Tally how many lines include "использования". The number is the whole answer.

(Stored dataset items)
■ ■ ■ ■ ■ ■ ■

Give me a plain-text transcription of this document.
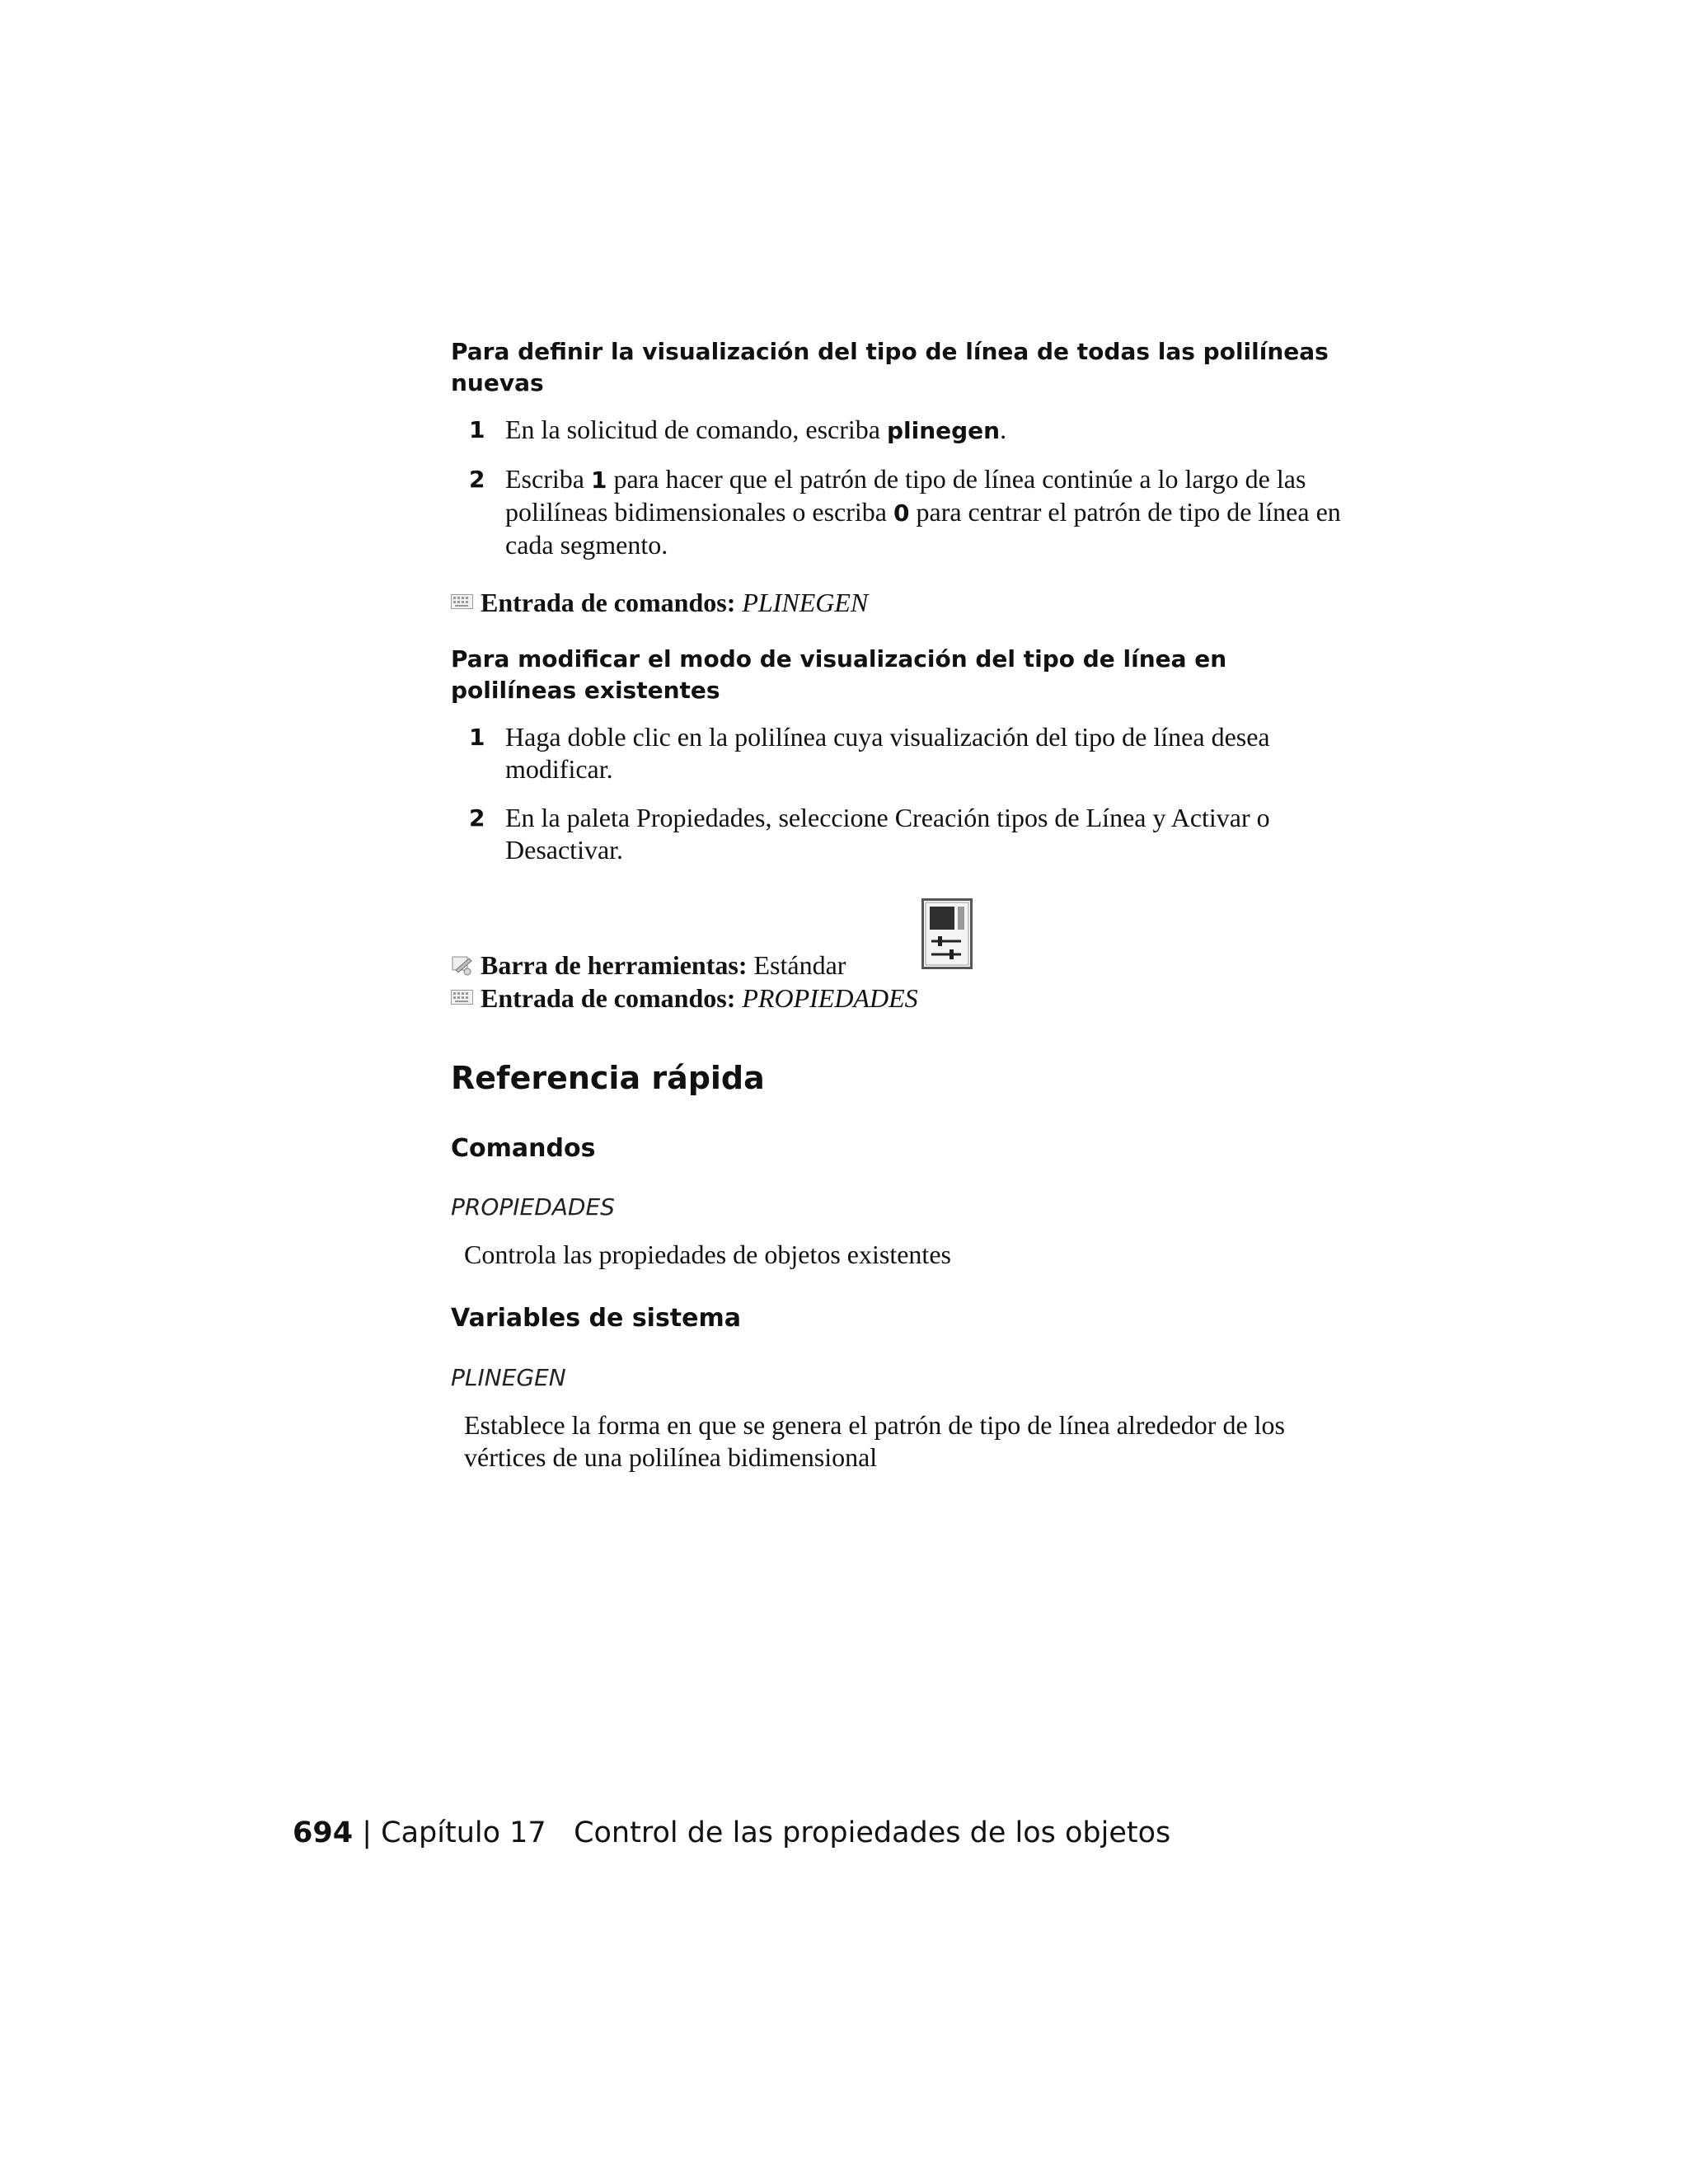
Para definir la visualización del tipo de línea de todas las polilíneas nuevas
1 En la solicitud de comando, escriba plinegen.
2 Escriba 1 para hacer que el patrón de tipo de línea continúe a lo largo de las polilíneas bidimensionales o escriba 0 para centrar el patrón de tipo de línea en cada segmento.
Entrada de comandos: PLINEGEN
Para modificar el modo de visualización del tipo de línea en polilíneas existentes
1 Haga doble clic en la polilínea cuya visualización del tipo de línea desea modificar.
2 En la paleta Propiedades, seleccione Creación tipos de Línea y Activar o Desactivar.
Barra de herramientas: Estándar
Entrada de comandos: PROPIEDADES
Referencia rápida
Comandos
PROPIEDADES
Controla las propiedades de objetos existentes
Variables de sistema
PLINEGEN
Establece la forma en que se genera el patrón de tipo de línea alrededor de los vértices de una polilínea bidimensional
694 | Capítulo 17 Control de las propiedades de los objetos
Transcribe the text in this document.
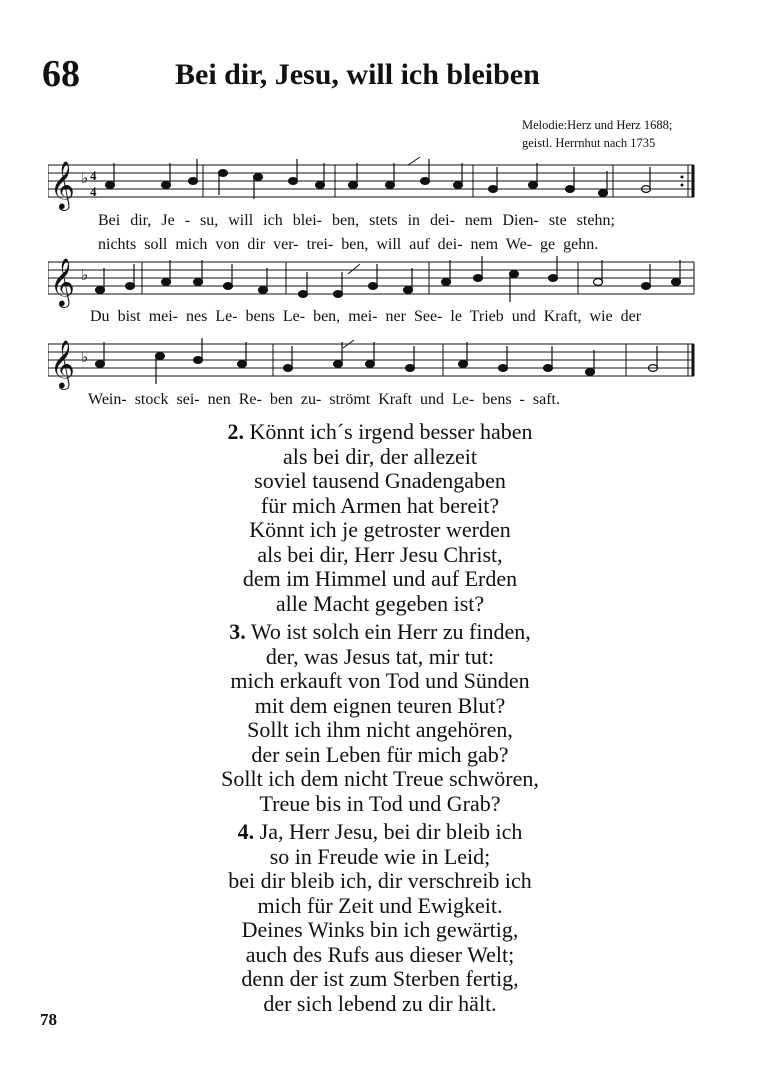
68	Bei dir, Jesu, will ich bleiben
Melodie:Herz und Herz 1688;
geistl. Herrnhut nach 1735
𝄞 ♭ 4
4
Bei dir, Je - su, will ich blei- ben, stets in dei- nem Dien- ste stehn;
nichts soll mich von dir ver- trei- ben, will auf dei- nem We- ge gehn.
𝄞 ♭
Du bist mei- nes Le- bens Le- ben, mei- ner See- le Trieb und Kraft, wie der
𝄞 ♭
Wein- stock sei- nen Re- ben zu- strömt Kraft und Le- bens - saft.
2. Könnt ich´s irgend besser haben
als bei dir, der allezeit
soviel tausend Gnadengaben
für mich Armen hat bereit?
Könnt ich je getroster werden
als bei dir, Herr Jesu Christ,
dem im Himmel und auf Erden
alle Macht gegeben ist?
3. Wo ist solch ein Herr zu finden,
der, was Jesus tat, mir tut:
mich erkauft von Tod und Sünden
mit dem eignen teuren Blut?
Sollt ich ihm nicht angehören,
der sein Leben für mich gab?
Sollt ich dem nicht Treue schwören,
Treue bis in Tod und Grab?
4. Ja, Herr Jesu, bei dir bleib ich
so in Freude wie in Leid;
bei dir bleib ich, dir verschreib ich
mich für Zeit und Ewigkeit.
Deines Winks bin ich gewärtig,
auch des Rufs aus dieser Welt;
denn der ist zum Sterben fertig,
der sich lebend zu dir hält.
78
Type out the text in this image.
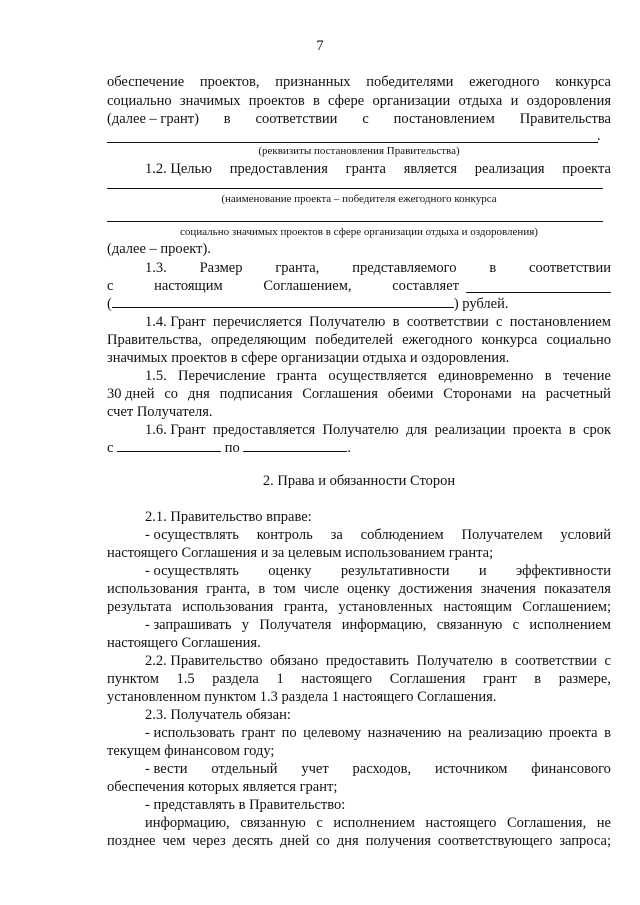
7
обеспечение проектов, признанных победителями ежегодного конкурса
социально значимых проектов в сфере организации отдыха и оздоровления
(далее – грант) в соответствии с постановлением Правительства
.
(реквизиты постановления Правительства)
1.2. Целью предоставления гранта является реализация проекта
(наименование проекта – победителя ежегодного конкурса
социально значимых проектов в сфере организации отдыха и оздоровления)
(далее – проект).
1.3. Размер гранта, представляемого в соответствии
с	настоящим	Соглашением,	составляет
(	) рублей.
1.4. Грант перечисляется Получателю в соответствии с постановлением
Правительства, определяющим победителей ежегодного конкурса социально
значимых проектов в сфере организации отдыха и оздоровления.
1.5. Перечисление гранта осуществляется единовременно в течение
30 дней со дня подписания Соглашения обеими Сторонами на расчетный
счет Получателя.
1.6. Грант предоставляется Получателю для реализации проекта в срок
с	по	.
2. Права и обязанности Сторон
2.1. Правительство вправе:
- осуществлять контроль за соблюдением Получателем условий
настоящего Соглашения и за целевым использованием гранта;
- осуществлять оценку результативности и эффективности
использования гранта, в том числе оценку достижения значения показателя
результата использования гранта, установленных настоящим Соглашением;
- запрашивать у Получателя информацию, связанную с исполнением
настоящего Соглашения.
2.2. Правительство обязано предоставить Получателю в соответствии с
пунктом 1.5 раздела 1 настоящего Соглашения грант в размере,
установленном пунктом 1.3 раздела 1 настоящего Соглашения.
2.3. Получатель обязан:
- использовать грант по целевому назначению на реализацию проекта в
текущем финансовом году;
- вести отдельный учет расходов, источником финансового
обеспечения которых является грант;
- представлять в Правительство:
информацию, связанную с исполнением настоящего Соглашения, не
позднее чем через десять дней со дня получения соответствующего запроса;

■ ■ ■ ■ ■ ■ ■

The result | 2